[GIVEN TASK]: Return every entry exactly.

Saved entries
begin
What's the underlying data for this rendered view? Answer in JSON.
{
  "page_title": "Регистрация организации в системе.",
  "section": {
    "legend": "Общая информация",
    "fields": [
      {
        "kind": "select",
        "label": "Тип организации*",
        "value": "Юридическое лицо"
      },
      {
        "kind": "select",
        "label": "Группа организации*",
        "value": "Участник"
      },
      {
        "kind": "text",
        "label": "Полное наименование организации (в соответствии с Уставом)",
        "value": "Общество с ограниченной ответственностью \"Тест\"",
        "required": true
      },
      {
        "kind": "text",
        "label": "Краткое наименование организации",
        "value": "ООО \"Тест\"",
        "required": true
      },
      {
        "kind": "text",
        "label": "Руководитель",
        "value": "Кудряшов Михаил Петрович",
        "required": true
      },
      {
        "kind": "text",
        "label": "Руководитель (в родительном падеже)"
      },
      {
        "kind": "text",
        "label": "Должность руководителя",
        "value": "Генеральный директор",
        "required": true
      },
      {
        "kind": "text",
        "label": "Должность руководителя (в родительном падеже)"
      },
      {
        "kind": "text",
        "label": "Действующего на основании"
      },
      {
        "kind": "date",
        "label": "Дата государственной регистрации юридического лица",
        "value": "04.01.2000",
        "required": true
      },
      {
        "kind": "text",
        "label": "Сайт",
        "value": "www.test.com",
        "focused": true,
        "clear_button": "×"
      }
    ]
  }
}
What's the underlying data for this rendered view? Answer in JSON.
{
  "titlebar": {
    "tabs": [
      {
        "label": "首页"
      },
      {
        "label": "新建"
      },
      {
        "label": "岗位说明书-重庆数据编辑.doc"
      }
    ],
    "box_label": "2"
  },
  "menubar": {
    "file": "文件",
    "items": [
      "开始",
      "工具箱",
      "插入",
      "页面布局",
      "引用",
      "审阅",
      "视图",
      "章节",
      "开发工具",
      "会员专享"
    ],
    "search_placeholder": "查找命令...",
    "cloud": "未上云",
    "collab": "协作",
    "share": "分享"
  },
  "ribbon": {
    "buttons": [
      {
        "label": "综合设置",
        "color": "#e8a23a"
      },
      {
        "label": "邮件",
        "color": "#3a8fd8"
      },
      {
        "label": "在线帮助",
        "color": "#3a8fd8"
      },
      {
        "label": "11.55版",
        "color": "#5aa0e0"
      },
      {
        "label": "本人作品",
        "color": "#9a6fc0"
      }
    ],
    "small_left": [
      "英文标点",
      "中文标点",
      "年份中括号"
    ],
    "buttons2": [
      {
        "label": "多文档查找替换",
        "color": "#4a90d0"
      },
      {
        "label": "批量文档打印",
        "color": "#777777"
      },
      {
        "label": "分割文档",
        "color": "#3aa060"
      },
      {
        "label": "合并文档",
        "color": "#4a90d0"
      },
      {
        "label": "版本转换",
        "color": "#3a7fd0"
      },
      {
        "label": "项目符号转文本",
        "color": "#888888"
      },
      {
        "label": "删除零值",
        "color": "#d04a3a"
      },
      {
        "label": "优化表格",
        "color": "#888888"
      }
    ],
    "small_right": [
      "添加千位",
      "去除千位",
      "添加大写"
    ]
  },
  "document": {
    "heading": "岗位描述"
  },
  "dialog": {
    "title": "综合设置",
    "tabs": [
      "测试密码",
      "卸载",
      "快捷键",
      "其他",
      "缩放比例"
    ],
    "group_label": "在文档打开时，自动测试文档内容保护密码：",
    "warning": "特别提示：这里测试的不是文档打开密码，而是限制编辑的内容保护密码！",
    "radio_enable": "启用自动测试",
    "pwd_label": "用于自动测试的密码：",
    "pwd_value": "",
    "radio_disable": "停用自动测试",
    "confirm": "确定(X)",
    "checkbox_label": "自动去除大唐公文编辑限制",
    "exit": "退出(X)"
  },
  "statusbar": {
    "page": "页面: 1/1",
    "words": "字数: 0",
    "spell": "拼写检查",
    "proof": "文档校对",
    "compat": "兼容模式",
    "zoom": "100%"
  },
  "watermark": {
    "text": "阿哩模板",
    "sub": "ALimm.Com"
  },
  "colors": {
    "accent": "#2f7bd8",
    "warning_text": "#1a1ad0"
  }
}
end
[OUTPUT FOR THIS EXERCISE]:
What's the underlying data for this rendered view? Answer in JSON.
{
  "page_title": "Регистрация организации в системе.",
  "section": {
    "legend": "Общая информация",
    "fields": [
      {
        "kind": "select",
        "label": "Тип организации*",
        "value": "Юридическое лицо"
      },
      {
        "kind": "select",
        "label": "Группа организации*",
        "value": "Участник"
      },
      {
        "kind": "text",
        "label": "Полное наименование организации (в соответствии с Уставом)",
        "value": "Общество с ограниченной ответственностью \"Тест\"",
        "required": true
      },
      {
        "kind": "text",
        "label": "Краткое наименование организации",
        "value": "ООО \"Тест\"",
        "required": true
      },
      {
        "kind": "text",
        "label": "Руководитель",
        "value": "Кудряшов Михаил Петрович",
        "required": true
      },
      {
        "kind": "text",
        "label": "Руководитель (в родительном падеже)"
      },
      {
        "kind": "text",
        "label": "Должность руководителя",
        "value": "Генеральный директор",
        "required": true
      },
      {
        "kind": "text",
        "label": "Должность руководителя (в родительном падеже)"
      },
      {
        "kind": "text",
        "label": "Действующего на основании"
      },
      {
        "kind": "date",
        "label": "Дата государственной регистрации юридического лица",
        "value": "04.01.2000",
        "required": true
      },
      {
        "kind": "text",
        "label": "Сайт",
        "value": "www.test.com",
        "focused": true,
        "clear_button": "×"
      }
    ]
  }
}
What's the underlying data for this rendered view? Answer in JSON.
{
  "titlebar": {
    "tabs": [
      {
        "label": "首页"
      },
      {
        "label": "新建"
      },
      {
        "label": "岗位说明书-重庆数据编辑.doc"
      }
    ],
    "box_label": "2"
  },
  "menubar": {
    "file": "文件",
    "items": [
      "开始",
      "工具箱",
      "插入",
      "页面布局",
      "引用",
      "审阅",
      "视图",
      "章节",
      "开发工具",
      "会员专享"
    ],
    "search_placeholder": "查找命令...",
    "cloud": "未上云",
    "collab": "协作",
    "share": "分享"
  },
  "ribbon": {
    "buttons": [
      {
        "label": "综合设置",
        "color": "#e8a23a"
      },
      {
        "label": "邮件",
        "color": "#3a8fd8"
      },
      {
        "label": "在线帮助",
        "color": "#3a8fd8"
      },
      {
        "label": "11.55版",
        "color": "#5aa0e0"
      },
      {
        "label": "本人作品",
        "color": "#9a6fc0"
      }
    ],
    "small_left": [
      "英文标点",
      "中文标点",
      "年份中括号"
    ],
    "buttons2": [
      {
        "label": "多文档查找替换",
        "color": "#4a90d0"
      },
      {
        "label": "批量文档打印",
        "color": "#777777"
      },
      {
        "label": "分割文档",
        "color": "#3aa060"
      },
      {
        "label": "合并文档",
        "color": "#4a90d0"
      },
      {
        "label": "版本转换",
        "color": "#3a7fd0"
      },
      {
        "label": "项目符号转文本",
        "color": "#888888"
      },
      {
        "label": "删除零值",
        "color": "#d04a3a"
      },
      {
        "label": "优化表格",
        "color": "#888888"
      }
    ],
    "small_right": [
      "添加千位",
      "去除千位",
      "添加大写"
    ]
  },
  "document": {
    "heading": "岗位描述"
  },
  "dialog": {
    "title": "综合设置",
    "tabs": [
      "测试密码",
      "卸载",
      "快捷键",
      "其他",
      "缩放比例"
    ],
    "group_label": "在文档打开时，自动测试文档内容保护密码：",
    "warning": "特别提示：这里测试的不是文档打开密码，而是限制编辑的内容保护密码！",
    "radio_enable": "启用自动测试",
    "pwd_label": "用于自动测试的密码：",
    "pwd_value": "",
    "radio_disable": "停用自动测试",
    "confirm": "确定(X)",
    "checkbox_label": "自动去除大唐公文编辑限制",
    "exit": "退出(X)"
  },
  "statusbar": {
    "page": "页面: 1/1",
    "words": "字数: 0",
    "spell": "拼写检查",
    "proof": "文档校对",
    "compat": "兼容模式",
    "zoom": "100%"
  },
  "watermark": {
    "text": "阿哩模板",
    "sub": "ALimm.Com"
  },
  "colors": {
    "accent": "#2f7bd8",
    "warning_text": "#1a1ad0"
  }
}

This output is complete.